Records from a dataset:
● ● ● ● ● ● ●

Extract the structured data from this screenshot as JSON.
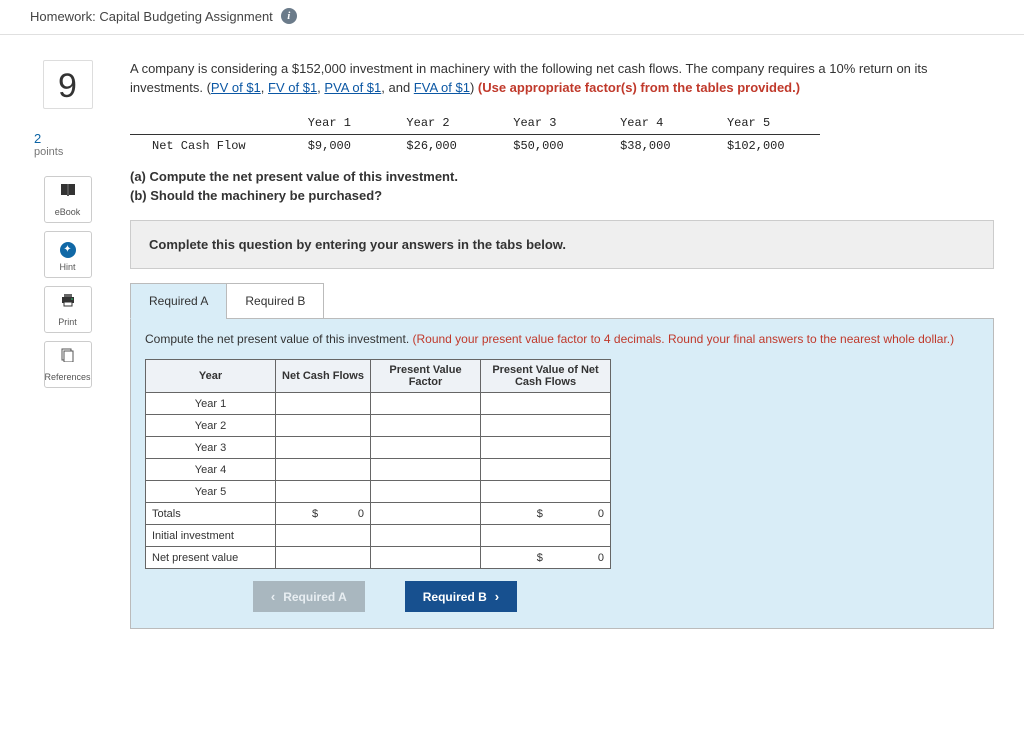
{
  "header": {
    "title": "Homework: Capital Budgeting Assignment"
  },
  "question": {
    "number": "9",
    "points_value": "2",
    "points_label": "points"
  },
  "tools": {
    "ebook": "eBook",
    "hint": "Hint",
    "print": "Print",
    "references": "References"
  },
  "problem": {
    "intro_a": "A company is considering a $152,000 investment in machinery with the following net cash flows. The company requires a 10% return on its investments. (",
    "link_pv": "PV of $1",
    "link_fv": "FV of $1",
    "link_pva": "PVA of $1",
    "link_fva": "FVA of $1",
    "sep": ", ",
    "and": ", and ",
    "close_paren": ") ",
    "red_note": "(Use appropriate factor(s) from the tables provided.)"
  },
  "cashflow": {
    "row_label": "Net Cash Flow",
    "headers": [
      "Year 1",
      "Year 2",
      "Year 3",
      "Year 4",
      "Year 5"
    ],
    "values": [
      "$9,000",
      "$26,000",
      "$50,000",
      "$38,000",
      "$102,000"
    ]
  },
  "parts": {
    "a": "(a) Compute the net present value of this investment.",
    "b": "(b) Should the machinery be purchased?"
  },
  "instruction_box": "Complete this question by entering your answers in the tabs below.",
  "tabs": {
    "a": "Required A",
    "b": "Required B"
  },
  "tab_panel": {
    "instr_black": "Compute the net present value of this investment. ",
    "instr_red": "(Round your present value factor to 4 decimals. Round your final answers to the nearest whole dollar.)"
  },
  "answer_table": {
    "headers": {
      "year": "Year",
      "ncf": "Net Cash Flows",
      "pvf": "Present Value Factor",
      "pvn": "Present Value of Net Cash Flows"
    },
    "rows": [
      "Year 1",
      "Year 2",
      "Year 3",
      "Year 4",
      "Year 5"
    ],
    "totals_label": "Totals",
    "initial_label": "Initial investment",
    "npv_label": "Net present value",
    "totals_ncf": "$             0",
    "totals_pvn": "$                  0",
    "npv_pvn": "$                  0"
  },
  "nav": {
    "prev": "Required A",
    "next": "Required B"
  }
}
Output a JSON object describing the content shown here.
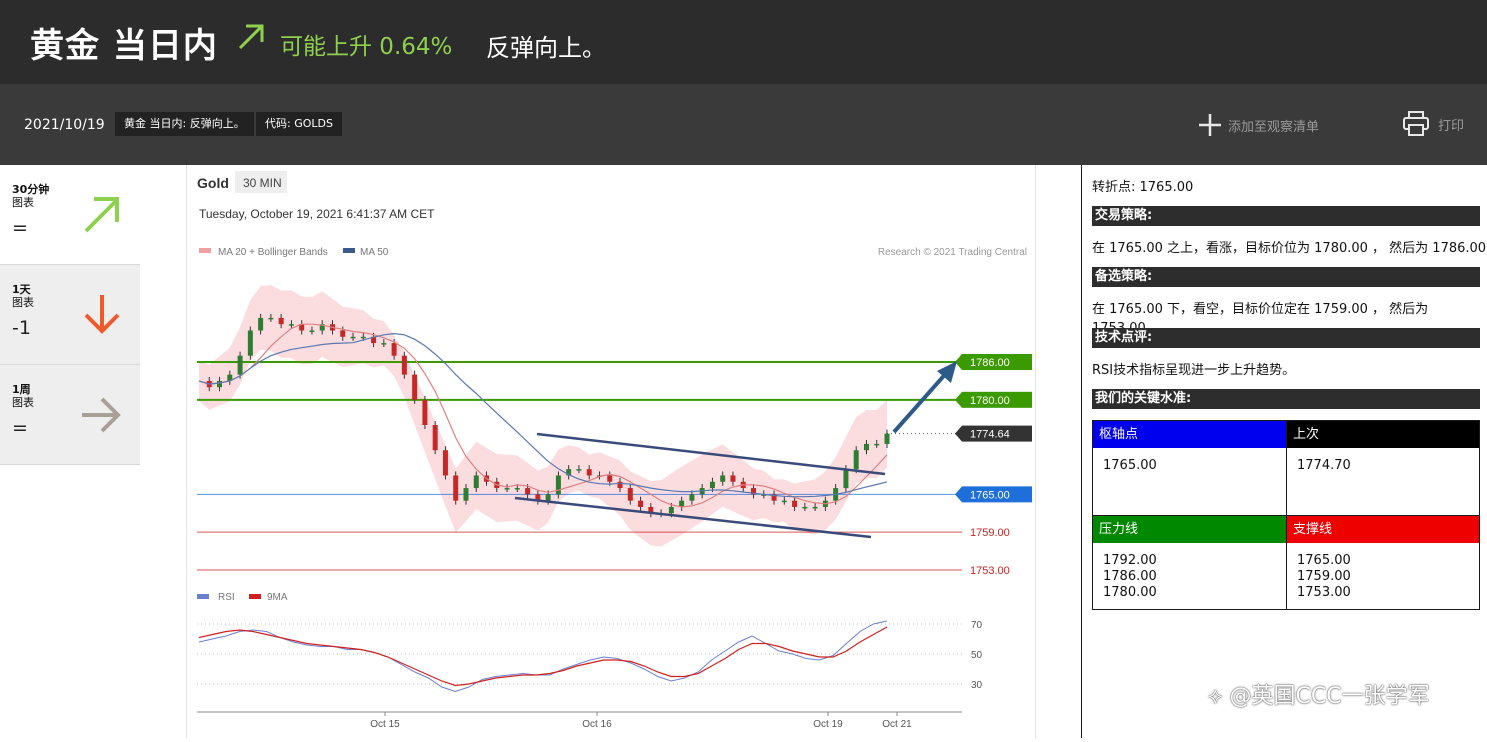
{
  "header": {
    "title": "黄金 当日内",
    "trend_text": "可能上升 0.64%",
    "subtitle": "反弹向上。"
  },
  "subbar": {
    "date": "2021/10/19",
    "tag1": "黄金 当日内: 反弹向上。",
    "tag2": "代码: GOLDS",
    "watchlist_label": "添加至观察清单",
    "print_label": "打印"
  },
  "timeframes": [
    {
      "label_line1": "30分钟",
      "label_line2": "图表",
      "value": "=",
      "arrow": "up-right",
      "color": "#8fd14f"
    },
    {
      "label_line1": "1天",
      "label_line2": "图表",
      "value": "-1",
      "arrow": "down",
      "color": "#ef5a2a"
    },
    {
      "label_line1": "1周",
      "label_line2": "图表",
      "value": "=",
      "arrow": "right",
      "color": "#a89f95"
    }
  ],
  "chart": {
    "instrument": "Gold",
    "interval": "30 MIN",
    "timestamp": "Tuesday, October 19, 2021 6:41:37 AM CET",
    "legend1": "MA 20 + Bollinger Bands",
    "legend2": "MA 50",
    "credit": "Research © 2021 Trading Central",
    "rsi_legend1": "RSI",
    "rsi_legend2": "9MA"
  },
  "chart_data": {
    "type": "line",
    "x_labels": [
      "Oct 15",
      "Oct 16",
      "Oct 19",
      "Oct 21"
    ],
    "price_levels": [
      {
        "label": "1786.00",
        "value": 1786.0,
        "color": "#3a9a00"
      },
      {
        "label": "1780.00",
        "value": 1780.0,
        "color": "#3a9a00"
      },
      {
        "label": "1774.64",
        "value": 1774.64,
        "color": "#333333"
      },
      {
        "label": "1765.00",
        "value": 1765.0,
        "color": "#1e6fd9"
      },
      {
        "label": "1759.00",
        "value": 1759.0,
        "color": "#cc2222"
      },
      {
        "label": "1753.00",
        "value": 1753.0,
        "color": "#cc2222"
      }
    ],
    "price_series": [
      1783,
      1782,
      1783,
      1784,
      1787,
      1791,
      1793,
      1793,
      1792,
      1792,
      1791,
      1791,
      1792,
      1791,
      1790,
      1790,
      1790,
      1789,
      1789,
      1787,
      1784,
      1780,
      1776,
      1772,
      1768,
      1764,
      1766,
      1768,
      1767,
      1766,
      1766,
      1766,
      1765,
      1764,
      1765,
      1768,
      1769,
      1769,
      1768,
      1768,
      1767,
      1766,
      1764,
      1763,
      1762,
      1762,
      1763,
      1764,
      1765,
      1766,
      1767,
      1768,
      1767,
      1766,
      1765,
      1765,
      1764,
      1764,
      1763,
      1763,
      1763,
      1764,
      1766,
      1769,
      1772,
      1773,
      1773,
      1774.64
    ],
    "rsi_ticks": [
      70,
      50,
      30
    ],
    "rsi_series": [
      58,
      60,
      62,
      65,
      66,
      65,
      61,
      58,
      56,
      55,
      55,
      53,
      53,
      51,
      48,
      43,
      38,
      34,
      28,
      25,
      28,
      33,
      35,
      36,
      37,
      36,
      36,
      40,
      43,
      46,
      48,
      47,
      44,
      40,
      35,
      32,
      34,
      38,
      46,
      52,
      58,
      62,
      57,
      52,
      50,
      47,
      46,
      49,
      57,
      65,
      70,
      72
    ],
    "rsi_ma_series": [
      61,
      63,
      65,
      66,
      65,
      63,
      61,
      59,
      57,
      56,
      55,
      54,
      53,
      51,
      48,
      44,
      40,
      36,
      32,
      29,
      30,
      32,
      34,
      35,
      36,
      36,
      37,
      39,
      42,
      44,
      46,
      46,
      45,
      42,
      38,
      35,
      35,
      37,
      42,
      47,
      53,
      57,
      57,
      55,
      52,
      50,
      48,
      48,
      52,
      58,
      63,
      68
    ]
  },
  "analysis": {
    "pivot_line": "转折点: 1765.00",
    "strategy_title": "交易策略:",
    "strategy_text": "在 1765.00 之上，看涨，目标价位为 1780.00 ， 然后为 1786.00 。",
    "alt_title": "备选策略:",
    "alt_text": "在 1765.00 下，看空，目标价位定在 1759.00 ， 然后为 1753.00。",
    "tech_title": "技术点评:",
    "tech_text": "RSI技术指标呈现进一步上升趋势。",
    "key_title": "我们的关键水准:"
  },
  "key_levels": {
    "pivot_label": "枢轴点",
    "pivot_value": "1765.00",
    "last_label": "上次",
    "last_value": "1774.70",
    "resistance_label": "压力线",
    "resistance_values": [
      "1792.00",
      "1786.00",
      "1780.00"
    ],
    "support_label": "支撑线",
    "support_values": [
      "1765.00",
      "1759.00",
      "1753.00"
    ],
    "colors": {
      "pivot": "#0000ee",
      "last": "#000000",
      "resistance": "#008800",
      "support": "#ee0000"
    }
  },
  "watermark": "⟡ @英国CCC一张学军"
}
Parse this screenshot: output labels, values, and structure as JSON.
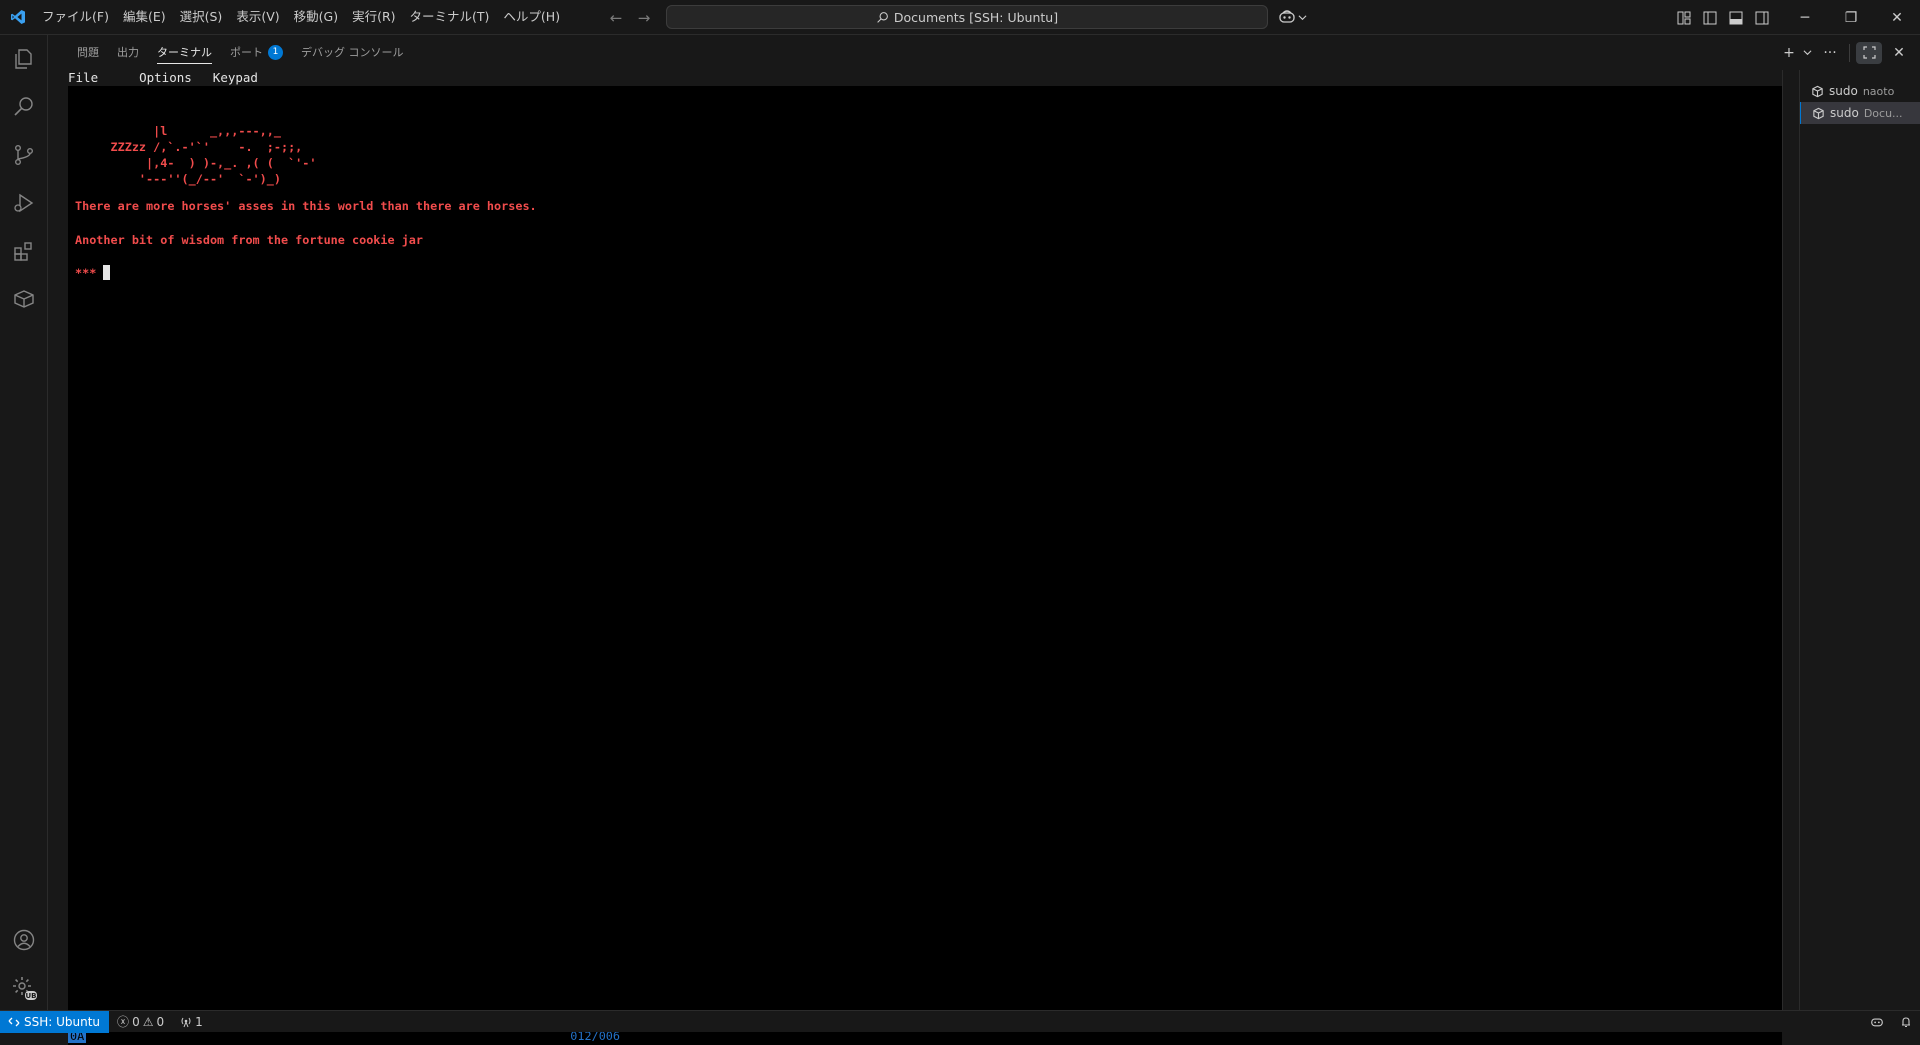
{
  "window": {
    "menu": [
      "ファイル(F)",
      "編集(E)",
      "選択(S)",
      "表示(V)",
      "移動(G)",
      "実行(R)",
      "ターミナル(T)",
      "ヘルプ(H)"
    ],
    "command_center": "Documents [SSH: Ubuntu]"
  },
  "panel": {
    "tabs": [
      "問題",
      "出力",
      "ターミナル",
      "ポート",
      "デバッグ コンソール"
    ],
    "active_tab": "ターミナル",
    "ports_badge": "1"
  },
  "terminal": {
    "mc_menu": [
      "File",
      "Options",
      "Keypad"
    ],
    "ascii_art": [
      "           |l      _,,,---,,_",
      "     ZZZzz /,`.-'`'    -.  ;-;;,",
      "          |,4-  ) )-,_. ,( (  `'-'",
      "         '---''(_/--'  `-')_)"
    ],
    "fortune": "There are more horses' asses in this world than there are horses.",
    "wisdom": "Another bit of wisdom from the fortune cookie jar",
    "prompt": "***",
    "status_left": "0A",
    "status_right": "012/006"
  },
  "terminal_list": [
    {
      "name": "sudo",
      "desc": "naoto"
    },
    {
      "name": "sudo",
      "desc": "Docu..."
    }
  ],
  "statusbar": {
    "remote": "SSH: Ubuntu",
    "errors": "0",
    "warnings": "0",
    "ports": "1"
  },
  "colors": {
    "accent": "#0078d4",
    "terminal_red": "#f14c4c",
    "terminal_blue": "#2472c8"
  }
}
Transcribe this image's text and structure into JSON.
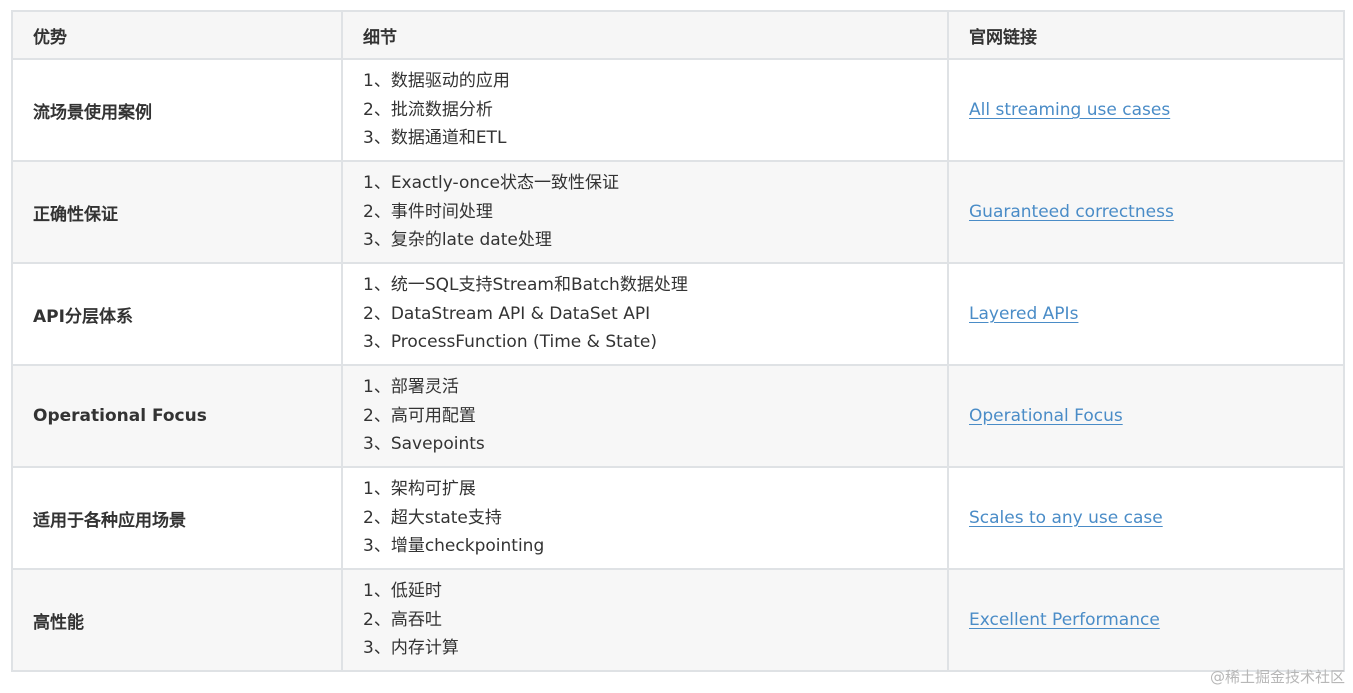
{
  "header": {
    "col_advantage": "优势",
    "col_detail": "细节",
    "col_link": "官网链接"
  },
  "rows": [
    {
      "advantage": "流场景使用案例",
      "details": [
        "1、数据驱动的应用",
        "2、批流数据分析",
        "3、数据通道和ETL"
      ],
      "link": "All streaming use cases"
    },
    {
      "advantage": "正确性保证",
      "details": [
        "1、Exactly-once状态一致性保证",
        "2、事件时间处理",
        "3、复杂的late date处理"
      ],
      "link": "Guaranteed correctness"
    },
    {
      "advantage": "API分层体系",
      "details": [
        "1、统一SQL支持Stream和Batch数据处理",
        "2、DataStream API & DataSet API",
        "3、ProcessFunction (Time & State)"
      ],
      "link": "Layered APIs"
    },
    {
      "advantage": "Operational Focus",
      "details": [
        "1、部署灵活",
        "2、高可用配置",
        "3、Savepoints"
      ],
      "link": "Operational Focus"
    },
    {
      "advantage": "适用于各种应用场景",
      "details": [
        "1、架构可扩展",
        "2、超大state支持",
        "3、增量checkpointing"
      ],
      "link": "Scales to any use case"
    },
    {
      "advantage": "高性能",
      "details": [
        "1、低延时",
        "2、高吞吐",
        "3、内存计算"
      ],
      "link": "Excellent Performance"
    }
  ],
  "watermark": "@稀土掘金技术社区",
  "colors": {
    "link": "#4a8cc7",
    "border": "#dfe2e5",
    "header_bg": "#f6f6f6",
    "stripe_bg": "#f7f7f7"
  }
}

● ● ● ● ● ● ●

Count the lines of the data that include the string "Compute", and give only that number.

2